***** Recorded data

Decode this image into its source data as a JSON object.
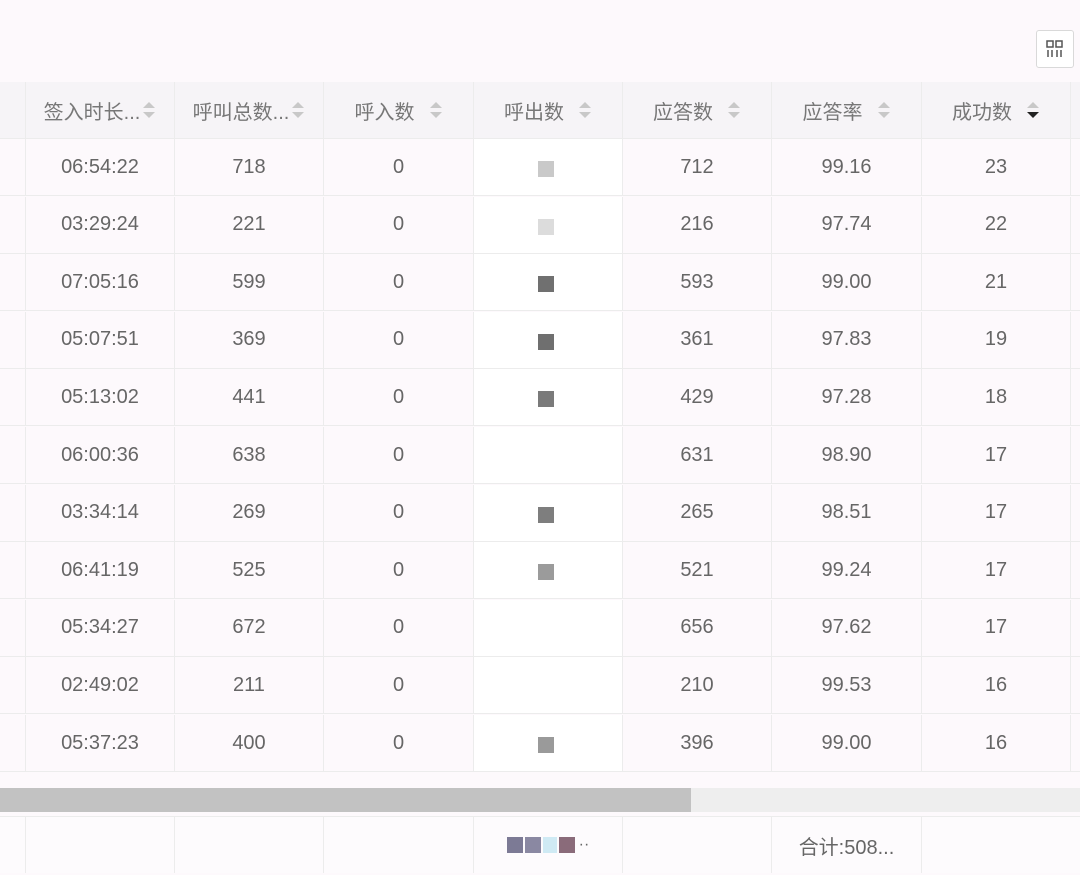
{
  "toolbar": {
    "column_settings_icon": "grid-columns-icon"
  },
  "table": {
    "headers": {
      "checkin_duration": "签入时长...",
      "total_calls": "呼叫总数...",
      "inbound": "呼入数",
      "outbound": "呼出数",
      "answered": "应答数",
      "answer_rate": "应答率",
      "success": "成功数"
    },
    "sorted_column": "success",
    "sort_direction": "descending",
    "rows": [
      {
        "checkin_duration": "06:54:22",
        "total_calls": "718",
        "inbound": "0",
        "answered": "712",
        "answer_rate": "99.16",
        "success": "23"
      },
      {
        "checkin_duration": "03:29:24",
        "total_calls": "221",
        "inbound": "0",
        "answered": "216",
        "answer_rate": "97.74",
        "success": "22"
      },
      {
        "checkin_duration": "07:05:16",
        "total_calls": "599",
        "inbound": "0",
        "answered": "593",
        "answer_rate": "99.00",
        "success": "21"
      },
      {
        "checkin_duration": "05:07:51",
        "total_calls": "369",
        "inbound": "0",
        "answered": "361",
        "answer_rate": "97.83",
        "success": "19"
      },
      {
        "checkin_duration": "05:13:02",
        "total_calls": "441",
        "inbound": "0",
        "answered": "429",
        "answer_rate": "97.28",
        "success": "18"
      },
      {
        "checkin_duration": "06:00:36",
        "total_calls": "638",
        "inbound": "0",
        "answered": "631",
        "answer_rate": "98.90",
        "success": "17"
      },
      {
        "checkin_duration": "03:34:14",
        "total_calls": "269",
        "inbound": "0",
        "answered": "265",
        "answer_rate": "98.51",
        "success": "17"
      },
      {
        "checkin_duration": "06:41:19",
        "total_calls": "525",
        "inbound": "0",
        "answered": "521",
        "answer_rate": "99.24",
        "success": "17"
      },
      {
        "checkin_duration": "05:34:27",
        "total_calls": "672",
        "inbound": "0",
        "answered": "656",
        "answer_rate": "97.62",
        "success": "17"
      },
      {
        "checkin_duration": "02:49:02",
        "total_calls": "211",
        "inbound": "0",
        "answered": "210",
        "answer_rate": "99.53",
        "success": "16"
      },
      {
        "checkin_duration": "05:37:23",
        "total_calls": "400",
        "inbound": "0",
        "answered": "396",
        "answer_rate": "99.00",
        "success": "16"
      }
    ],
    "footer": {
      "total_label": "合计:508...",
      "ellipsis": "··"
    },
    "horizontal_scroll_fraction": 0.64
  },
  "colors": {
    "page_bg": "#fdf9fc",
    "header_bg": "#f6f4f7",
    "border": "#ececec",
    "scroll_thumb": "#c2c2c2",
    "active_sort": "#222222"
  }
}
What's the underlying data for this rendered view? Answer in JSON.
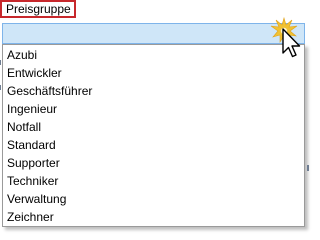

**********

▶ **Problem details**:
In the records above, find the lines containing "JSON" and copy them.

▶ **Answer to the problem**:
Decode this image into its source data as a JSON object.
What's the underlying data for this rendered view? Answer in JSON.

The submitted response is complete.